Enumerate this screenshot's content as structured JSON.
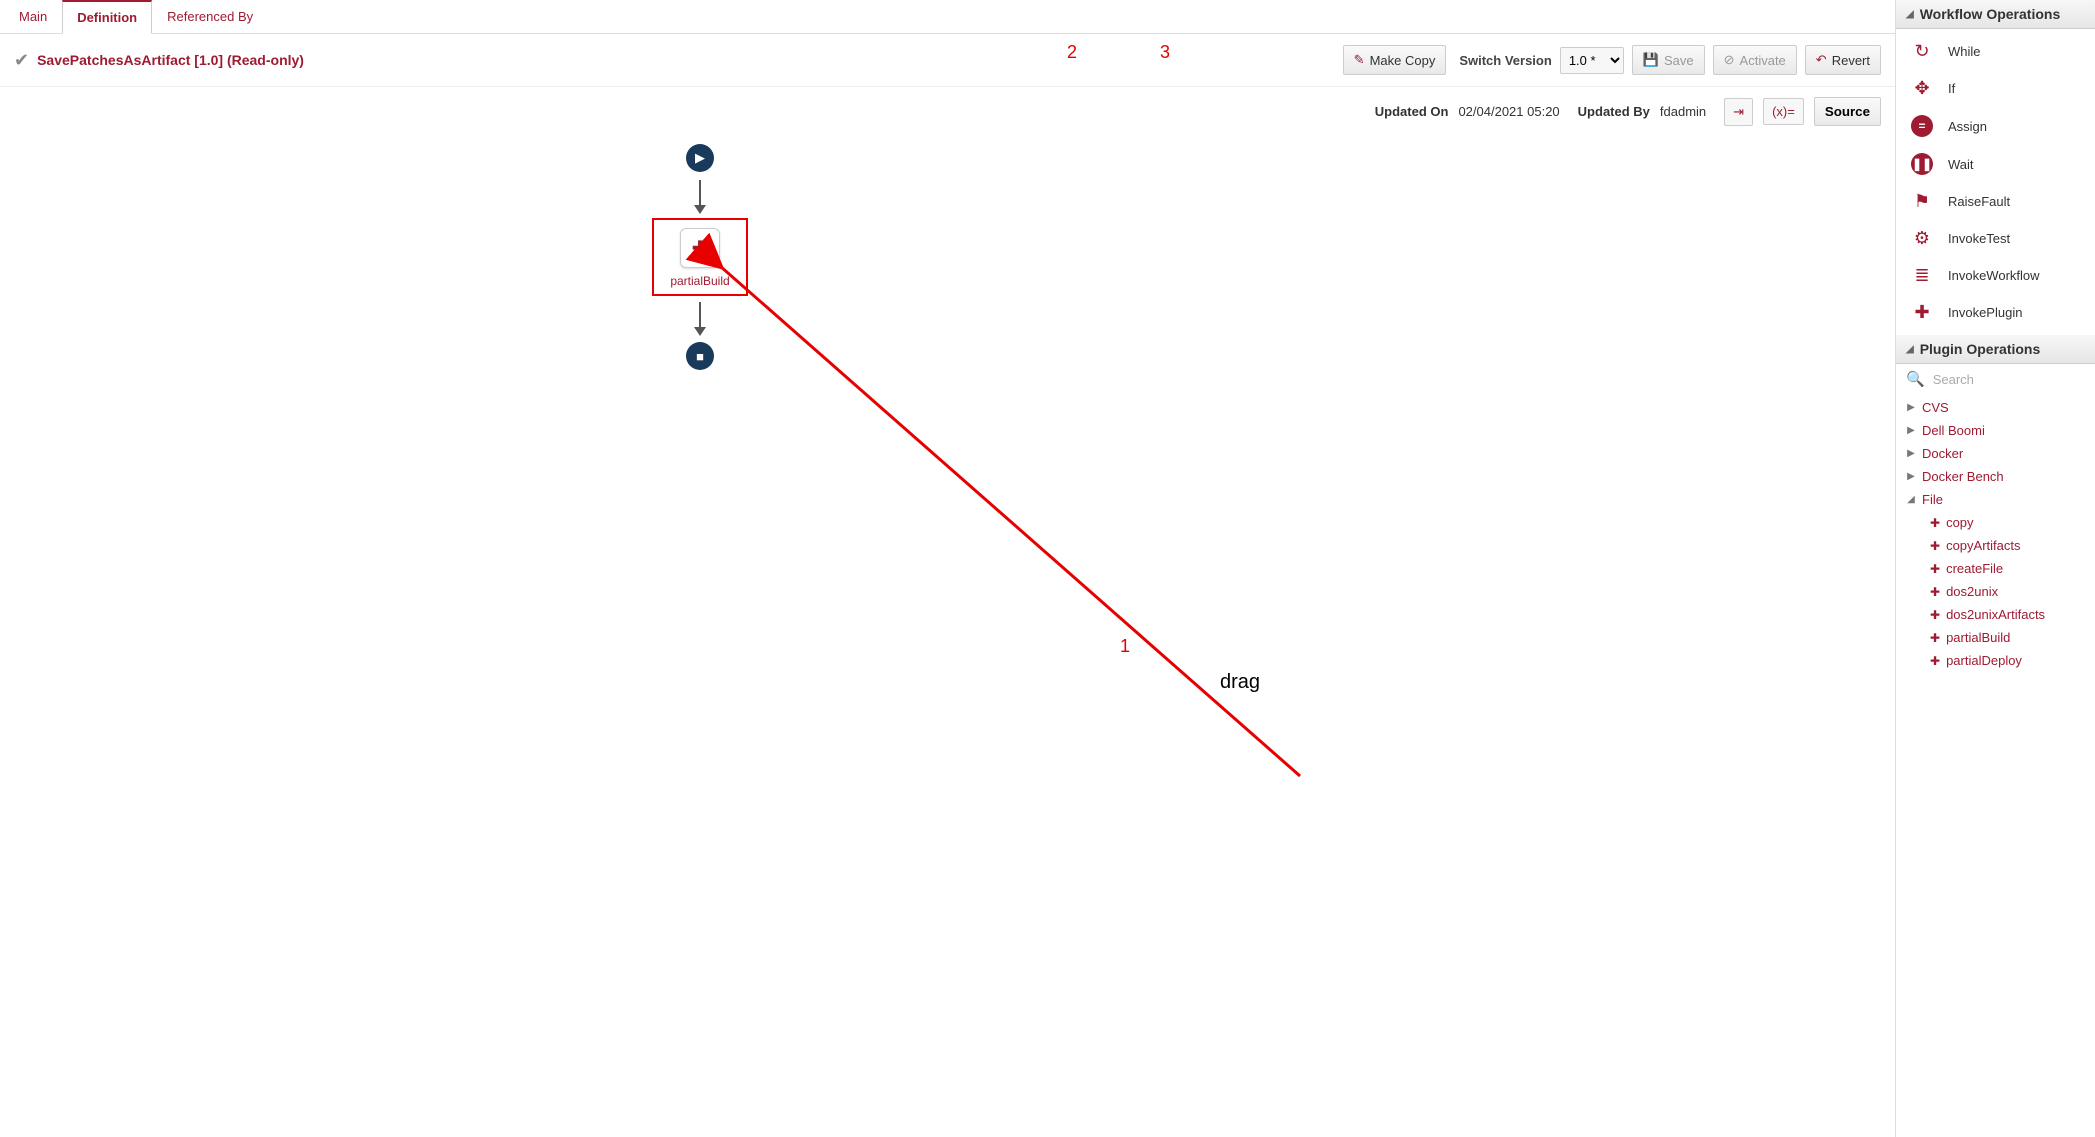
{
  "tabs": {
    "main": "Main",
    "definition": "Definition",
    "referenced": "Referenced By"
  },
  "header": {
    "title": "SavePatchesAsArtifact [1.0] (Read-only)",
    "make_copy": "Make Copy",
    "switch_version": "Switch Version",
    "version_selected": "1.0 *",
    "save": "Save",
    "activate": "Activate",
    "revert": "Revert"
  },
  "info": {
    "updated_on_label": "Updated On",
    "updated_on_value": "02/04/2021 05:20",
    "updated_by_label": "Updated By",
    "updated_by_value": "fdadmin",
    "source_label": "Source"
  },
  "flow": {
    "plugin_name": "partialBuild"
  },
  "annotations": {
    "one": "1",
    "two": "2",
    "three": "3",
    "drag": "drag"
  },
  "workflow_ops": {
    "title": "Workflow Operations",
    "items": [
      {
        "id": "while",
        "icon": "↻",
        "label": "While"
      },
      {
        "id": "if",
        "icon": "✥",
        "label": "If"
      },
      {
        "id": "assign",
        "icon": "=",
        "label": "Assign",
        "circ": true
      },
      {
        "id": "wait",
        "icon": "❚❚",
        "label": "Wait",
        "circ": true
      },
      {
        "id": "raise",
        "icon": "⚑",
        "label": "RaiseFault"
      },
      {
        "id": "invoketest",
        "icon": "⚙",
        "label": "InvokeTest"
      },
      {
        "id": "invokewf",
        "icon": "≣",
        "label": "InvokeWorkflow"
      },
      {
        "id": "invokeplugin",
        "icon": "✚",
        "label": "InvokePlugin"
      }
    ]
  },
  "plugin_ops": {
    "title": "Plugin Operations",
    "search_placeholder": "Search",
    "categories": [
      {
        "label": "CVS",
        "open": false
      },
      {
        "label": "Dell Boomi",
        "open": false
      },
      {
        "label": "Docker",
        "open": false
      },
      {
        "label": "Docker Bench",
        "open": false
      },
      {
        "label": "File",
        "open": true,
        "children": [
          "copy",
          "copyArtifacts",
          "createFile",
          "dos2unix",
          "dos2unixArtifacts",
          "partialBuild",
          "partialDeploy"
        ]
      }
    ]
  }
}
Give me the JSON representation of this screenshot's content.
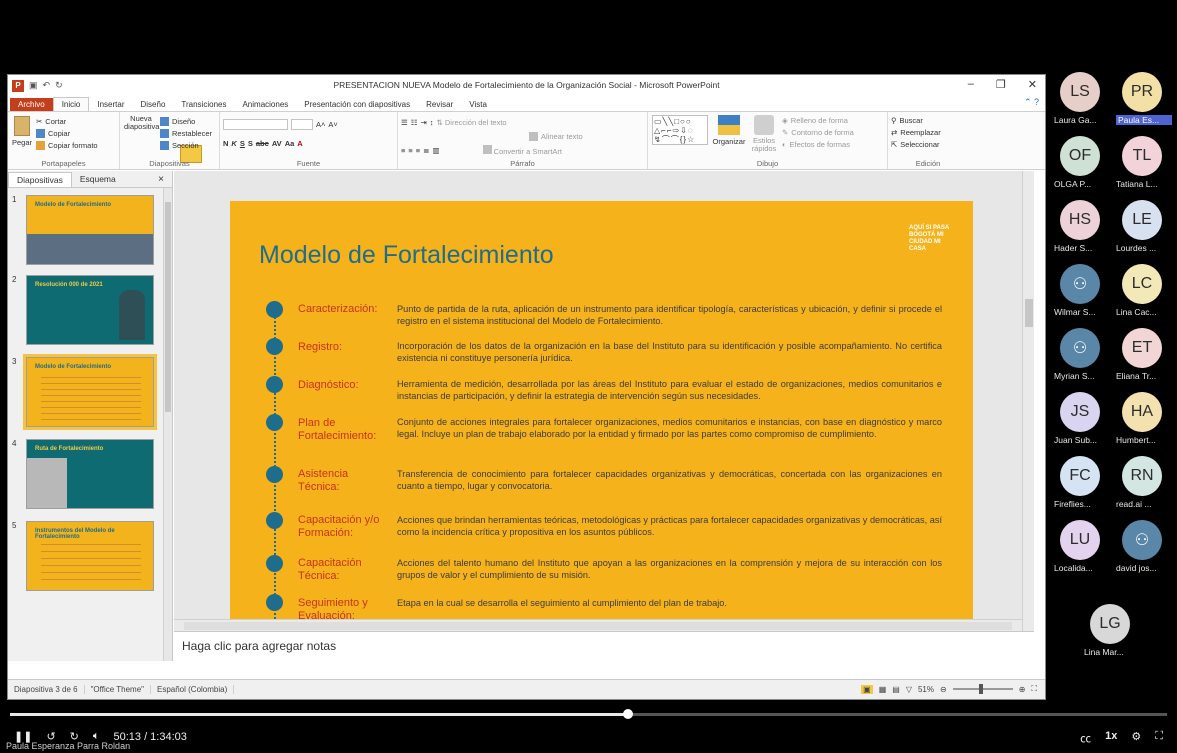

───

Task to complete — Pick out all the lines with the word "title" in them and copy them.

Solved exercise —
    "title": "SavePatchesAsArtifact [1.0] (Read-only)",
    "title": "Workflow Operations",
    "title": "Plugin Operations",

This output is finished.